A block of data
++++++
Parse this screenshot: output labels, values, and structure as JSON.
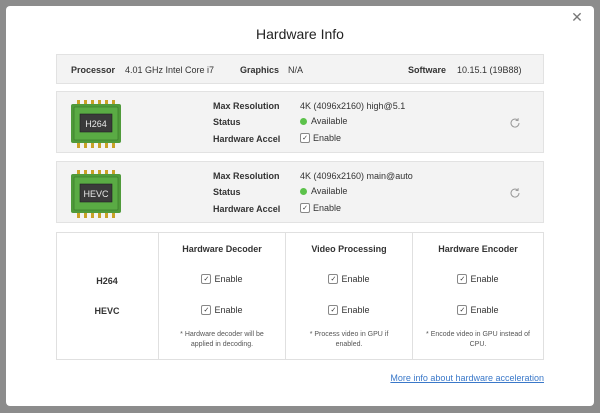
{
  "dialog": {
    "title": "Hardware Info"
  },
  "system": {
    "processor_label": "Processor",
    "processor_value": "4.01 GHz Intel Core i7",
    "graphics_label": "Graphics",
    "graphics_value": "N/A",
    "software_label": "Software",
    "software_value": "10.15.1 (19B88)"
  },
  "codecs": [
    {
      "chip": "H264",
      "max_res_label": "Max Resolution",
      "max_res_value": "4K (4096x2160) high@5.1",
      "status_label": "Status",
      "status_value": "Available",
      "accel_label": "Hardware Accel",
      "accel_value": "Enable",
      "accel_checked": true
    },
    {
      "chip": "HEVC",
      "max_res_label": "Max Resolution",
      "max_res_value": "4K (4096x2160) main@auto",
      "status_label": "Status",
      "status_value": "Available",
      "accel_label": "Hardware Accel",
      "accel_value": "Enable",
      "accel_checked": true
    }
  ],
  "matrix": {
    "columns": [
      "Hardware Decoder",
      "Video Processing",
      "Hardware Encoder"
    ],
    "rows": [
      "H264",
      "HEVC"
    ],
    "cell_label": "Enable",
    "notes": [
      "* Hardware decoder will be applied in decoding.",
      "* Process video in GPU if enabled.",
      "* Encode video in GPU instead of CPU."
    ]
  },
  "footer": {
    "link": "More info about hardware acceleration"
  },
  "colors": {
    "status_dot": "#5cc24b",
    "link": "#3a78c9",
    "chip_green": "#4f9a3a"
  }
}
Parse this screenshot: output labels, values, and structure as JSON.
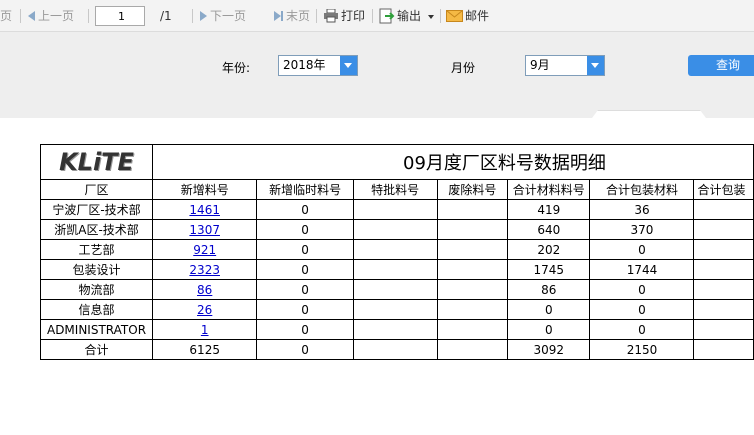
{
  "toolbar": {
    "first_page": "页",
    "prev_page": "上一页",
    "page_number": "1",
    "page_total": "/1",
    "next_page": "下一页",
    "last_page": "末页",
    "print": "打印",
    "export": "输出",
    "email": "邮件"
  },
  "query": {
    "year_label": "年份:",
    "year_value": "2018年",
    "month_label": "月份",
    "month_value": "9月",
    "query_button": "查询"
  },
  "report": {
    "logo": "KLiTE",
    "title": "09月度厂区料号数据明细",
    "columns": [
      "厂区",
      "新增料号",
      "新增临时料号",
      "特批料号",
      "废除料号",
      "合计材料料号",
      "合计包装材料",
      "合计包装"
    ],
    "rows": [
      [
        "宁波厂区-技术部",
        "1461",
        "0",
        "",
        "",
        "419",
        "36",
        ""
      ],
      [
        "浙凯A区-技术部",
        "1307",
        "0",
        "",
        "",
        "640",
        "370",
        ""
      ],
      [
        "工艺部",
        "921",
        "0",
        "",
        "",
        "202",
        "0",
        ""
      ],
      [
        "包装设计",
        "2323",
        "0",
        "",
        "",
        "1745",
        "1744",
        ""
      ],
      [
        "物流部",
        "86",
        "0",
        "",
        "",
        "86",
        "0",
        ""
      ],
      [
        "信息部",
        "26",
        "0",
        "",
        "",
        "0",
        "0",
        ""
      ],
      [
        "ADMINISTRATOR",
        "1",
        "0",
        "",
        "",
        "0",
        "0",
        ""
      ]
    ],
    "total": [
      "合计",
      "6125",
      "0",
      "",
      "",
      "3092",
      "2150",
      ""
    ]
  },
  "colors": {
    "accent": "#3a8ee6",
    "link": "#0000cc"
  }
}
++++++
=== Exercise details ===
State the number of lines in the preceding entries that include the word "title". Provide nothing else.

=== Response to the task ===
2